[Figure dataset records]
-- BEGIN --

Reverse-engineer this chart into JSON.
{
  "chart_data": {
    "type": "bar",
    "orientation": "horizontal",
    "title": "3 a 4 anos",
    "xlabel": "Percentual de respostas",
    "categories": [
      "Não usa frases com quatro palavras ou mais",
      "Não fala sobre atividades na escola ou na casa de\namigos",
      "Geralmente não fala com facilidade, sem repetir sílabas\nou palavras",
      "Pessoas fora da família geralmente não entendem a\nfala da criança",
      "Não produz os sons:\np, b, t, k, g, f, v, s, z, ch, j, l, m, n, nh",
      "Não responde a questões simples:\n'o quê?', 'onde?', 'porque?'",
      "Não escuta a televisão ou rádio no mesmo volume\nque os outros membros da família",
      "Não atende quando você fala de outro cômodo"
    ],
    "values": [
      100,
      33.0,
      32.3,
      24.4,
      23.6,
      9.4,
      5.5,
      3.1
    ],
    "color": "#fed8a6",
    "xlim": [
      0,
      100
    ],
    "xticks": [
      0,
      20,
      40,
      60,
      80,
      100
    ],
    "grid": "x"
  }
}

-- END --

-- Given problem --
Scan the listing above. Collect all lines with the word "família".

-- Answer to this problem --
      "Pessoas fora da família geralmente não entendem a\nfala da criança",
      "Não escuta a televisão ou rádio no mesmo volume\nque os outros membros da família",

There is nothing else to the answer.